» **WORK TO COMPLETE**: In the entries below, how many lines hold the string "сайтов"? Give only the number.

» **GIVEN RECORDS**:
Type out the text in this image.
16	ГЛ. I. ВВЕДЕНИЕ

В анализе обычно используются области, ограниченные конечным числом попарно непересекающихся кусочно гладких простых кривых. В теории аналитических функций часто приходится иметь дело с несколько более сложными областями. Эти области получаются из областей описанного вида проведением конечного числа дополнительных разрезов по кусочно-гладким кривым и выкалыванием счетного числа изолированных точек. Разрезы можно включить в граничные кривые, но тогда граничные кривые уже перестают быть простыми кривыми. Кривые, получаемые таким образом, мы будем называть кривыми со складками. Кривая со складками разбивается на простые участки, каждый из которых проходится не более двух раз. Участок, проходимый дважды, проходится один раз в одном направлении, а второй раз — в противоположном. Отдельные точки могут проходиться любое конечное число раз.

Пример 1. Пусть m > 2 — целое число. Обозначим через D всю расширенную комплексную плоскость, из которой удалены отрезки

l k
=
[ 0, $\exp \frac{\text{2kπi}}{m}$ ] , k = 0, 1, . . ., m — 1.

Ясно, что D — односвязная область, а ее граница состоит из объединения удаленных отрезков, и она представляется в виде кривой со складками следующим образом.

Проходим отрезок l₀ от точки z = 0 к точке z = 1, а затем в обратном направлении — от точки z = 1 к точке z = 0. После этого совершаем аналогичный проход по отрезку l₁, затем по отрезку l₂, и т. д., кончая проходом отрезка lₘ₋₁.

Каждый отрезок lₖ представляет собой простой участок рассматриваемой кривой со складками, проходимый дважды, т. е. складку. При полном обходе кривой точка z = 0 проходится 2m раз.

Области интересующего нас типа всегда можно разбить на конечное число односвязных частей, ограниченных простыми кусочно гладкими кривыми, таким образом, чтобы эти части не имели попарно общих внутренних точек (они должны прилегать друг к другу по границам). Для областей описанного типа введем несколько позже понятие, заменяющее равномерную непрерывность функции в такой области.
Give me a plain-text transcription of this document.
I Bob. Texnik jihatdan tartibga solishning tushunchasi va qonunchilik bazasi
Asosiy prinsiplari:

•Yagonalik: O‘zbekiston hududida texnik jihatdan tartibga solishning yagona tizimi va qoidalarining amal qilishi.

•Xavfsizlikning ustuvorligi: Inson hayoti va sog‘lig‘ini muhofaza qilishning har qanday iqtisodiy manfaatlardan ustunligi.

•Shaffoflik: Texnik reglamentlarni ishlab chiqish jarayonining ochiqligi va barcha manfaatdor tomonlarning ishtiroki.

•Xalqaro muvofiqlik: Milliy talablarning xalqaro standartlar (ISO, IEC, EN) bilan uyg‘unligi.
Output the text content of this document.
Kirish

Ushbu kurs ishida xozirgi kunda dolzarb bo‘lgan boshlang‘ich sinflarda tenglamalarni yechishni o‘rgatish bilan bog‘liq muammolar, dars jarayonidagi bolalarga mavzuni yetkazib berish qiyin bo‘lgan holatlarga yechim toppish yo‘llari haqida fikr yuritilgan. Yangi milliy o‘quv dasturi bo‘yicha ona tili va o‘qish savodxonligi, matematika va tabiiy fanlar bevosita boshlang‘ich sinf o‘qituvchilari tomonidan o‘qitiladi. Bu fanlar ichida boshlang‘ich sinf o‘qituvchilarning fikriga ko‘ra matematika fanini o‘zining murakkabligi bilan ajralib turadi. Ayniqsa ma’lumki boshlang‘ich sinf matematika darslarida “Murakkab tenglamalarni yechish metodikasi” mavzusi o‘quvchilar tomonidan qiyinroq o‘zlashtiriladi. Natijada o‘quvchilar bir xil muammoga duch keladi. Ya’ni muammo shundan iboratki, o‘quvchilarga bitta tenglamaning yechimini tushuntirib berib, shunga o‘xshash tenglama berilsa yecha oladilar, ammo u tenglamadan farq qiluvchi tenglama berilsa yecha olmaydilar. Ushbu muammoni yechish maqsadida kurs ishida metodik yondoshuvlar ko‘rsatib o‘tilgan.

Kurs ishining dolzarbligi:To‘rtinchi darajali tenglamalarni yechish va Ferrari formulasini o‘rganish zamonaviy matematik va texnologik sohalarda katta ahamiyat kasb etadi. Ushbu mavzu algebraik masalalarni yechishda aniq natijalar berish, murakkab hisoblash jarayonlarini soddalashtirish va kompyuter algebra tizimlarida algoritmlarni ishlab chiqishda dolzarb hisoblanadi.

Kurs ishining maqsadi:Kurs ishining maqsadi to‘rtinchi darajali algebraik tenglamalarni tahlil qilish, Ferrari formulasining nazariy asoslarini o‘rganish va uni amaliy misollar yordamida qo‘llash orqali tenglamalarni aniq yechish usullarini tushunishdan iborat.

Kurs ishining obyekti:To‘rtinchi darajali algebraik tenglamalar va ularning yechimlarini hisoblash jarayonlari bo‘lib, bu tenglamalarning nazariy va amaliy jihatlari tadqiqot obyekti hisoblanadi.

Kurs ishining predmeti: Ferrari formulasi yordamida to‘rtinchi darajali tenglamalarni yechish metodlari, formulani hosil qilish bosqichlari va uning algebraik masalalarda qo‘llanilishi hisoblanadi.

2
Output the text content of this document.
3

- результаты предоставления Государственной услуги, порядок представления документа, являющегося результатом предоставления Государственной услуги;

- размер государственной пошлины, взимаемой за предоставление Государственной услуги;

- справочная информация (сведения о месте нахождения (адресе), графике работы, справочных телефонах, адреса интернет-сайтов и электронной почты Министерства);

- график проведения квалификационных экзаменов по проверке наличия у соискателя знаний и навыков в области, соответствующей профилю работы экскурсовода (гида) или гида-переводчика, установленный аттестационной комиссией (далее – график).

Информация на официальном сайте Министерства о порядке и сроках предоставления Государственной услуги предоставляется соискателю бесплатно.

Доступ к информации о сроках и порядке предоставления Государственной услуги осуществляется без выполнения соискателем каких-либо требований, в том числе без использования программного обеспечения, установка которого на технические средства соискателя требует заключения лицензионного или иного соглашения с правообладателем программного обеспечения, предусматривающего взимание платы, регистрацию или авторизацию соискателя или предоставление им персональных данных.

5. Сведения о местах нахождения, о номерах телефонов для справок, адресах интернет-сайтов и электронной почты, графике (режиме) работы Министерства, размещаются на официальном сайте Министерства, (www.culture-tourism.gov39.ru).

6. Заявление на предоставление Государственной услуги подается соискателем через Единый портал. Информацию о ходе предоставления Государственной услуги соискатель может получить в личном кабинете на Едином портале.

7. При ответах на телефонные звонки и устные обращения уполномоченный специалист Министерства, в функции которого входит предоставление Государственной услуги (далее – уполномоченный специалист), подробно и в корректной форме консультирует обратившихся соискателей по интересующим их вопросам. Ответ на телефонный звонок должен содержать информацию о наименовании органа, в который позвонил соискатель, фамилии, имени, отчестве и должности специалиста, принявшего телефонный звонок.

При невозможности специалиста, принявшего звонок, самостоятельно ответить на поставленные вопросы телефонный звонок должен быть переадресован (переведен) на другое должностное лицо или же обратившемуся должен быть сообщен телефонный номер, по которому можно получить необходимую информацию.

» **CORRECT OUTPUT**: 2